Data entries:

Begin

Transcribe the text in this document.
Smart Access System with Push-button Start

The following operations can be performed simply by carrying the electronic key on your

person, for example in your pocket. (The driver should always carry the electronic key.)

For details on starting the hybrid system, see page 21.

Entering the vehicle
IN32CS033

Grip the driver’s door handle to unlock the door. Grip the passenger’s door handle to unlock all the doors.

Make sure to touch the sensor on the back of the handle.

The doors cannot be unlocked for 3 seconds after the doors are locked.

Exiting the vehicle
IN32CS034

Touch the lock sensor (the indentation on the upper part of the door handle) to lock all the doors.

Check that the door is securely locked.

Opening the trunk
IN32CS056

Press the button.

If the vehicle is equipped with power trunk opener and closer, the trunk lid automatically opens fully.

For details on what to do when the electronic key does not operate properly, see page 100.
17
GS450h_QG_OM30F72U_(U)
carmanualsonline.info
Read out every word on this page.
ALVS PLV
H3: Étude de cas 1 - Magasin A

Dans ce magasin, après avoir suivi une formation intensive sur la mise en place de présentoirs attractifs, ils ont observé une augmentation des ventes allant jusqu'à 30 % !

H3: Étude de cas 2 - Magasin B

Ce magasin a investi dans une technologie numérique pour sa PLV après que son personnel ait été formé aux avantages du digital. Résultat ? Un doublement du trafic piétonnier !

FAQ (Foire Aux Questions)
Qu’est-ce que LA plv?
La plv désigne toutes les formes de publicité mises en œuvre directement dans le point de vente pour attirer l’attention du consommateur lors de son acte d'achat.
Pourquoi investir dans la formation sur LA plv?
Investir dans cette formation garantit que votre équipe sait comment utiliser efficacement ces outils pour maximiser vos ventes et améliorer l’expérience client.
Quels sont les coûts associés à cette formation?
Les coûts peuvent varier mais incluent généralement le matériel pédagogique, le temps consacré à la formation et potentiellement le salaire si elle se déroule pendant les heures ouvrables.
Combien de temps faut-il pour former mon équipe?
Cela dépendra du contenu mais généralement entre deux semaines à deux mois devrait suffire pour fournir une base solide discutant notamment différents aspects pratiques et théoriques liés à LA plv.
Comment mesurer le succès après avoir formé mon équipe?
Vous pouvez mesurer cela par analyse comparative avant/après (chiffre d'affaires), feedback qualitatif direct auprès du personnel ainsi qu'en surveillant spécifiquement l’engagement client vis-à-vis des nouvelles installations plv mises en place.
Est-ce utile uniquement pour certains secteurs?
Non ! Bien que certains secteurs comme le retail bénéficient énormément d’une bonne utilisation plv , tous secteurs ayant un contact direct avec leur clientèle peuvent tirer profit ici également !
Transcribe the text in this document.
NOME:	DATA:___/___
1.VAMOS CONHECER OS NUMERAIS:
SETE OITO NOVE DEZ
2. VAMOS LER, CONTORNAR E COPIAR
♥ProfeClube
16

End

(Exercise brief)
Copy out the material above in its entirety. Every detail must match.

(Output for this task)
Transcribe the text in this document.
Smart Access System with Push-button Start

The following operations can be performed simply by carrying the electronic key on your

person, for example in your pocket. (The driver should always carry the electronic key.)

For details on starting the hybrid system, see page 21.

Entering the vehicle
IN32CS033

Grip the driver’s door handle to unlock the door. Grip the passenger’s door handle to unlock all the doors.

Make sure to touch the sensor on the back of the handle.

The doors cannot be unlocked for 3 seconds after the doors are locked.

Exiting the vehicle
IN32CS034

Touch the lock sensor (the indentation on the upper part of the door handle) to lock all the doors.

Check that the door is securely locked.

Opening the trunk
IN32CS056

Press the button.

If the vehicle is equipped with power trunk opener and closer, the trunk lid automatically opens fully.

For details on what to do when the electronic key does not operate properly, see page 100.
17
GS450h_QG_OM30F72U_(U)
carmanualsonline.info
Read out every word on this page.
ALVS PLV
H3: Étude de cas 1 - Magasin A

Dans ce magasin, après avoir suivi une formation intensive sur la mise en place de présentoirs attractifs, ils ont observé une augmentation des ventes allant jusqu'à 30 % !

H3: Étude de cas 2 - Magasin B

Ce magasin a investi dans une technologie numérique pour sa PLV après que son personnel ait été formé aux avantages du digital. Résultat ? Un doublement du trafic piétonnier !

FAQ (Foire Aux Questions)
Qu’est-ce que LA plv?
La plv désigne toutes les formes de publicité mises en œuvre directement dans le point de vente pour attirer l’attention du consommateur lors de son acte d'achat.
Pourquoi investir dans la formation sur LA plv?
Investir dans cette formation garantit que votre équipe sait comment utiliser efficacement ces outils pour maximiser vos ventes et améliorer l’expérience client.
Quels sont les coûts associés à cette formation?
Les coûts peuvent varier mais incluent généralement le matériel pédagogique, le temps consacré à la formation et potentiellement le salaire si elle se déroule pendant les heures ouvrables.
Combien de temps faut-il pour former mon équipe?
Cela dépendra du contenu mais généralement entre deux semaines à deux mois devrait suffire pour fournir une base solide discutant notamment différents aspects pratiques et théoriques liés à LA plv.
Comment mesurer le succès après avoir formé mon équipe?
Vous pouvez mesurer cela par analyse comparative avant/après (chiffre d'affaires), feedback qualitatif direct auprès du personnel ainsi qu'en surveillant spécifiquement l’engagement client vis-à-vis des nouvelles installations plv mises en place.
Est-ce utile uniquement pour certains secteurs?
Non ! Bien que certains secteurs comme le retail bénéficient énormément d’une bonne utilisation plv , tous secteurs ayant un contact direct avec leur clientèle peuvent tirer profit ici également !
Transcribe the text in this document.
NOME:	DATA:___/___
1.VAMOS CONHECER OS NUMERAIS:
SETE OITO NOVE DEZ
2. VAMOS LER, CONTORNAR E COPIAR
♥ProfeClube
16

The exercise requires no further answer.